Goal of the exercise = Pictures aside, write out every record exactly as it appears.

----------

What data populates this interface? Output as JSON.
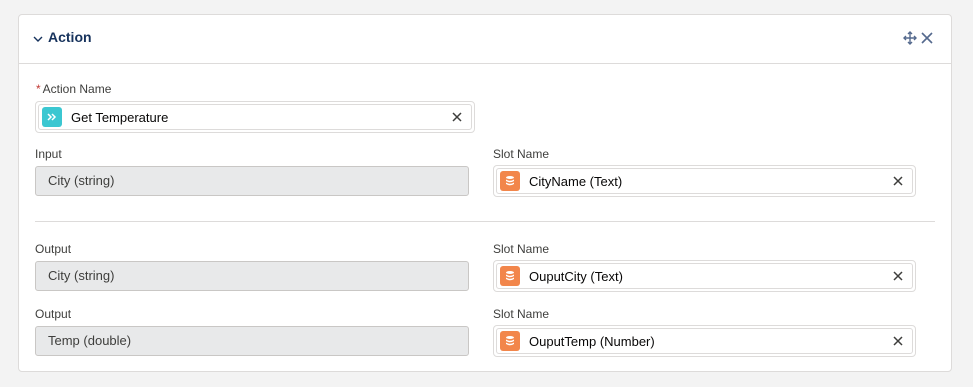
{
  "card": {
    "title": "Action"
  },
  "action_name": {
    "label": "Action Name",
    "required_marker": "*",
    "value": "Get Temperature"
  },
  "mappings": [
    {
      "left_label": "Input",
      "left_value": "City (string)",
      "right_label": "Slot Name",
      "right_value": "CityName (Text)"
    },
    {
      "left_label": "Output",
      "left_value": "City (string)",
      "right_label": "Slot Name",
      "right_value": "OuputCity (Text)"
    },
    {
      "left_label": "Output",
      "left_value": "Temp (double)",
      "right_label": "Slot Name",
      "right_value": "OuputTemp (Number)"
    }
  ],
  "colors": {
    "action_icon": "#3bc7d1",
    "slot_icon": "#f2864b",
    "title": "#16325c",
    "readonly_bg": "#e8e9ea"
  },
  "icons": [
    "chevron-down-icon",
    "move-icon",
    "close-icon",
    "action-icon",
    "database-icon",
    "clear-icon"
  ]
}
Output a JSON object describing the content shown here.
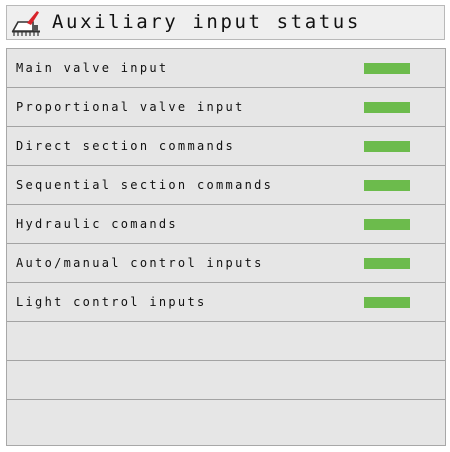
{
  "header": {
    "title": "Auxiliary input status",
    "icon": "sprayer-tank-icon"
  },
  "colors": {
    "status_ok": "#6cbb4c",
    "header_bg": "#efefef",
    "list_bg": "#e6e6e6",
    "icon_accent": "#d8232a"
  },
  "inputs": [
    {
      "label": "Main valve input",
      "status": "active"
    },
    {
      "label": "Proportional valve input",
      "status": "active"
    },
    {
      "label": "Direct section commands",
      "status": "active"
    },
    {
      "label": "Sequential section commands",
      "status": "active"
    },
    {
      "label": "Hydraulic comands",
      "status": "active"
    },
    {
      "label": "Auto/manual control inputs",
      "status": "active"
    },
    {
      "label": "Light control inputs",
      "status": "active"
    }
  ]
}
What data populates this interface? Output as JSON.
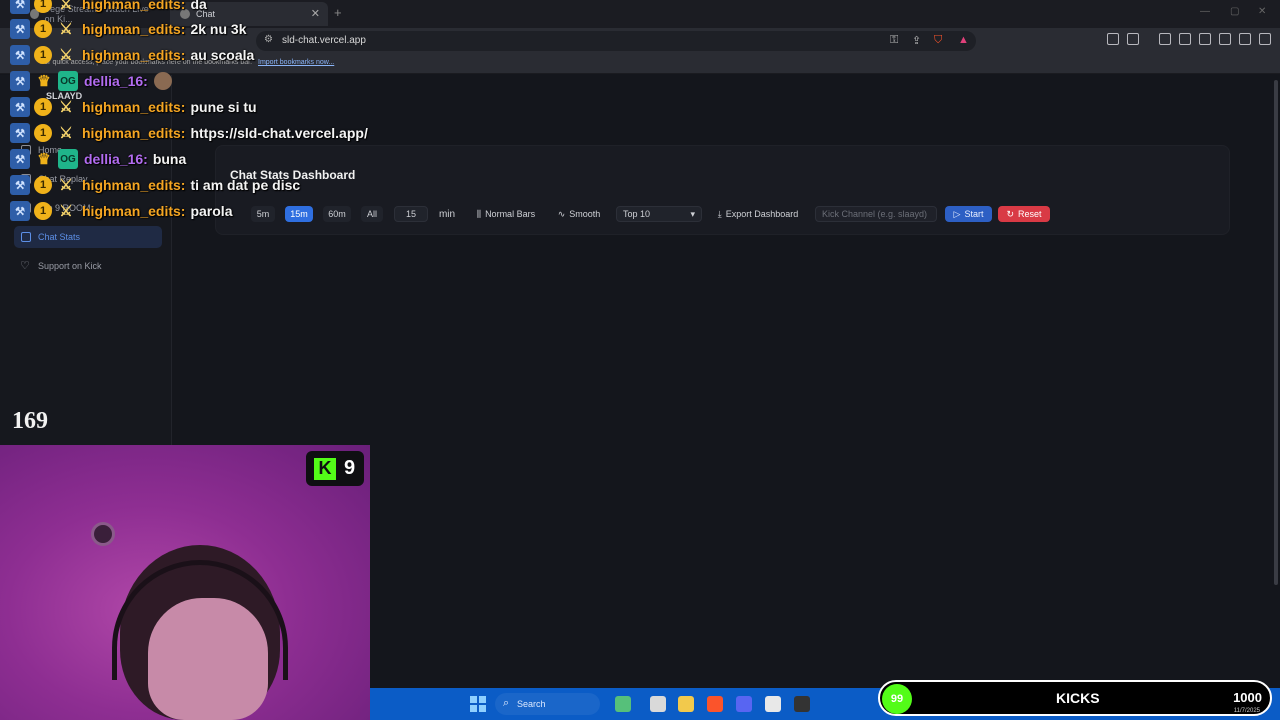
{
  "browser": {
    "tabs": [
      {
        "label": "Vege Stream - Watch Live on Ki..."
      },
      {
        "label": "Chat"
      }
    ],
    "url": "sld-chat.vercel.app",
    "bookmarks_prompt": "For quick access, place your bookmarks here on the bookmarks bar.",
    "bookmarks_link": "Import bookmarks now..."
  },
  "sidebar": {
    "brand": "SLAAYD",
    "items": [
      {
        "label": "Home"
      },
      {
        "label": "Chat Replay"
      },
      {
        "label": "Top 9 ROOM"
      },
      {
        "label": "Chat Stats"
      },
      {
        "label": "Support on Kick"
      }
    ]
  },
  "dashboard": {
    "title": "Chat Stats Dashboard",
    "ranges": [
      "5m",
      "15m",
      "60m",
      "All"
    ],
    "selected_range": "15m",
    "interval_value": "15",
    "interval_unit": "min",
    "bars_toggle": "Normal Bars",
    "smooth_toggle": "Smooth",
    "top_select": "Top 10",
    "export_label": "Export Dashboard",
    "kick_channel_placeholder": "Kick Channel (e.g. slaayd)",
    "start_label": "Start",
    "reset_label": "Reset"
  },
  "chat": [
    {
      "user": "highman_edits",
      "message": "da",
      "color": "#f5a623",
      "badges": [
        "hammer-icon",
        "sub-badge",
        "sword-icon"
      ]
    },
    {
      "user": "highman_edits",
      "message": "2k nu 3k",
      "color": "#f5a623",
      "badges": [
        "hammer-icon",
        "sub-badge",
        "sword-icon"
      ]
    },
    {
      "user": "highman_edits",
      "message": "au scoala",
      "color": "#f5a623",
      "badges": [
        "hammer-icon",
        "sub-badge",
        "sword-icon"
      ]
    },
    {
      "user": "dellia_16",
      "message": "",
      "color": "#b26cf0",
      "badges": [
        "hammer-icon",
        "crown-icon",
        "og-icon"
      ]
    },
    {
      "user": "highman_edits",
      "message": "pune si tu",
      "color": "#f5a623",
      "badges": [
        "hammer-icon",
        "sub-badge",
        "sword-icon"
      ]
    },
    {
      "user": "highman_edits",
      "message": "https://sld-chat.vercel.app/",
      "color": "#f5a623",
      "badges": [
        "hammer-icon",
        "sub-badge",
        "sword-icon"
      ]
    },
    {
      "user": "dellia_16",
      "message": "buna",
      "color": "#b26cf0",
      "badges": [
        "hammer-icon",
        "crown-icon",
        "og-icon"
      ]
    },
    {
      "user": "highman_edits",
      "message": "ti am dat pe disc",
      "color": "#f5a623",
      "badges": [
        "hammer-icon",
        "sub-badge",
        "sword-icon"
      ]
    },
    {
      "user": "highman_edits",
      "message": "parola",
      "color": "#f5a623",
      "badges": [
        "hammer-icon",
        "sub-badge",
        "sword-icon"
      ]
    }
  ],
  "badge_sub_number": "1",
  "overlay": {
    "viewer_count": "169",
    "kick_count": "9"
  },
  "taskbar": {
    "search_label": "Search"
  },
  "goal": {
    "current": "99",
    "label": "KICKS",
    "target": "1000",
    "date": "11/7/2025"
  }
}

----------

Output for this task =
What data populates this interface? Output as JSON.
{
  "card": {
    "title": "Action"
  },
  "action_name": {
    "label": "Action Name",
    "required_marker": "*",
    "value": "Get Temperature"
  },
  "mappings": [
    {
      "left_label": "Input",
      "left_value": "City (string)",
      "right_label": "Slot Name",
      "right_value": "CityName (Text)"
    },
    {
      "left_label": "Output",
      "left_value": "City (string)",
      "right_label": "Slot Name",
      "right_value": "OuputCity (Text)"
    },
    {
      "left_label": "Output",
      "left_value": "Temp (double)",
      "right_label": "Slot Name",
      "right_value": "OuputTemp (Number)"
    }
  ],
  "colors": {
    "action_icon": "#3bc7d1",
    "slot_icon": "#f2864b",
    "title": "#16325c",
    "readonly_bg": "#e8e9ea"
  },
  "icons": [
    "chevron-down-icon",
    "move-icon",
    "close-icon",
    "action-icon",
    "database-icon",
    "clear-icon"
  ]
}
Output a JSON object describing the content shown here.
{
  "header": {
    "title": "Auxiliary input status",
    "icon": "sprayer-tank-icon"
  },
  "colors": {
    "status_ok": "#6cbb4c",
    "header_bg": "#efefef",
    "list_bg": "#e6e6e6",
    "icon_accent": "#d8232a"
  },
  "inputs": [
    {
      "label": "Main valve input",
      "status": "active"
    },
    {
      "label": "Proportional valve input",
      "status": "active"
    },
    {
      "label": "Direct section commands",
      "status": "active"
    },
    {
      "label": "Sequential section commands",
      "status": "active"
    },
    {
      "label": "Hydraulic comands",
      "status": "active"
    },
    {
      "label": "Auto/manual control inputs",
      "status": "active"
    },
    {
      "label": "Light control inputs",
      "status": "active"
    }
  ]
}
What data populates this interface? Output as JSON.
{
  "browser": {
    "tabs": [
      {
        "label": "Vege Stream - Watch Live on Ki..."
      },
      {
        "label": "Chat"
      }
    ],
    "url": "sld-chat.vercel.app",
    "bookmarks_prompt": "For quick access, place your bookmarks here on the bookmarks bar.",
    "bookmarks_link": "Import bookmarks now..."
  },
  "sidebar": {
    "brand": "SLAAYD",
    "items": [
      {
        "label": "Home"
      },
      {
        "label": "Chat Replay"
      },
      {
        "label": "Top 9 ROOM"
      },
      {
        "label": "Chat Stats"
      },
      {
        "label": "Support on Kick"
      }
    ]
  },
  "dashboard": {
    "title": "Chat Stats Dashboard",
    "ranges": [
      "5m",
      "15m",
      "60m",
      "All"
    ],
    "selected_range": "15m",
    "interval_value": "15",
    "interval_unit": "min",
    "bars_toggle": "Normal Bars",
    "smooth_toggle": "Smooth",
    "top_select": "Top 10",
    "export_label": "Export Dashboard",
    "kick_channel_placeholder": "Kick Channel (e.g. slaayd)",
    "start_label": "Start",
    "reset_label": "Reset"
  },
  "chat": [
    {
      "user": "highman_edits",
      "message": "da",
      "color": "#f5a623",
      "badges": [
        "hammer-icon",
        "sub-badge",
        "sword-icon"
      ]
    },
    {
      "user": "highman_edits",
      "message": "2k nu 3k",
      "color": "#f5a623",
      "badges": [
        "hammer-icon",
        "sub-badge",
        "sword-icon"
      ]
    },
    {
      "user": "highman_edits",
      "message": "au scoala",
      "color": "#f5a623",
      "badges": [
        "hammer-icon",
        "sub-badge",
        "sword-icon"
      ]
    },
    {
      "user": "dellia_16",
      "message": "",
      "color": "#b26cf0",
      "badges": [
        "hammer-icon",
        "crown-icon",
        "og-icon"
      ]
    },
    {
      "user": "highman_edits",
      "message": "pune si tu",
      "color": "#f5a623",
      "badges": [
        "hammer-icon",
        "sub-badge",
        "sword-icon"
      ]
    },
    {
      "user": "highman_edits",
      "message": "https://sld-chat.vercel.app/",
      "color": "#f5a623",
      "badges": [
        "hammer-icon",
        "sub-badge",
        "sword-icon"
      ]
    },
    {
      "user": "dellia_16",
      "message": "buna",
      "color": "#b26cf0",
      "badges": [
        "hammer-icon",
        "crown-icon",
        "og-icon"
      ]
    },
    {
      "user": "highman_edits",
      "message": "ti am dat pe disc",
      "color": "#f5a623",
      "badges": [
        "hammer-icon",
        "sub-badge",
        "sword-icon"
      ]
    },
    {
      "user": "highman_edits",
      "message": "parola",
      "color": "#f5a623",
      "badges": [
        "hammer-icon",
        "sub-badge",
        "sword-icon"
      ]
    }
  ],
  "badge_sub_number": "1",
  "overlay": {
    "viewer_count": "169",
    "kick_count": "9"
  },
  "taskbar": {
    "search_label": "Search"
  },
  "goal": {
    "current": "99",
    "label": "KICKS",
    "target": "1000",
    "date": "11/7/2025"
  }
}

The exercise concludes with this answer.